DIRECTIVE = Transcribe each record below word for word.

Some records

----------

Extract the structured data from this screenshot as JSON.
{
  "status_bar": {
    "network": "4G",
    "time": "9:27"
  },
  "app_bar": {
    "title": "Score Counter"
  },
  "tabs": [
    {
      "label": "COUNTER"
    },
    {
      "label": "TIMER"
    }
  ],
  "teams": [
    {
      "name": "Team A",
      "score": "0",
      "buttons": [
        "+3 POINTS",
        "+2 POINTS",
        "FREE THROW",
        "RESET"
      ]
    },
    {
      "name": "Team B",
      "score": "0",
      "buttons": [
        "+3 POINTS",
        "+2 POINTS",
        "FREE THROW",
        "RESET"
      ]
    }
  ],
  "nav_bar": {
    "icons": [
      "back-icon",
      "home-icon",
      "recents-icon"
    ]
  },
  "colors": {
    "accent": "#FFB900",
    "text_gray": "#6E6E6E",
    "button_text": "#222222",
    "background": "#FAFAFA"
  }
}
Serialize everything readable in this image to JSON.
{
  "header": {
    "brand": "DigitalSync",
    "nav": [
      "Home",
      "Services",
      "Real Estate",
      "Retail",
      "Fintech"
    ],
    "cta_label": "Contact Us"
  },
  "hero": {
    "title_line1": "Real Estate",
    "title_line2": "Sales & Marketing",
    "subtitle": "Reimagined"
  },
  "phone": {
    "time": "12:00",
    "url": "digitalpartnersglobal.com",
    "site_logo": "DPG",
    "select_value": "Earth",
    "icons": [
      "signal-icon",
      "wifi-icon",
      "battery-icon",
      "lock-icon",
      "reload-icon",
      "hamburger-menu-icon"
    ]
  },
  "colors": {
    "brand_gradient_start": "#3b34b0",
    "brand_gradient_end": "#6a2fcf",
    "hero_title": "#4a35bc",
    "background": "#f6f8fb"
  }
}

----------

SOLUTION FOR THIS TASK =
Extract the structured data from this screenshot as JSON.
{
  "status_bar": {
    "network": "4G",
    "time": "9:27"
  },
  "app_bar": {
    "title": "Score Counter"
  },
  "tabs": [
    {
      "label": "COUNTER"
    },
    {
      "label": "TIMER"
    }
  ],
  "teams": [
    {
      "name": "Team A",
      "score": "0",
      "buttons": [
        "+3 POINTS",
        "+2 POINTS",
        "FREE THROW",
        "RESET"
      ]
    },
    {
      "name": "Team B",
      "score": "0",
      "buttons": [
        "+3 POINTS",
        "+2 POINTS",
        "FREE THROW",
        "RESET"
      ]
    }
  ],
  "nav_bar": {
    "icons": [
      "back-icon",
      "home-icon",
      "recents-icon"
    ]
  },
  "colors": {
    "accent": "#FFB900",
    "text_gray": "#6E6E6E",
    "button_text": "#222222",
    "background": "#FAFAFA"
  }
}
Serialize everything readable in this image to JSON.
{
  "header": {
    "brand": "DigitalSync",
    "nav": [
      "Home",
      "Services",
      "Real Estate",
      "Retail",
      "Fintech"
    ],
    "cta_label": "Contact Us"
  },
  "hero": {
    "title_line1": "Real Estate",
    "title_line2": "Sales & Marketing",
    "subtitle": "Reimagined"
  },
  "phone": {
    "time": "12:00",
    "url": "digitalpartnersglobal.com",
    "site_logo": "DPG",
    "select_value": "Earth",
    "icons": [
      "signal-icon",
      "wifi-icon",
      "battery-icon",
      "lock-icon",
      "reload-icon",
      "hamburger-menu-icon"
    ]
  },
  "colors": {
    "brand_gradient_start": "#3b34b0",
    "brand_gradient_end": "#6a2fcf",
    "hero_title": "#4a35bc",
    "background": "#f6f8fb"
  }
}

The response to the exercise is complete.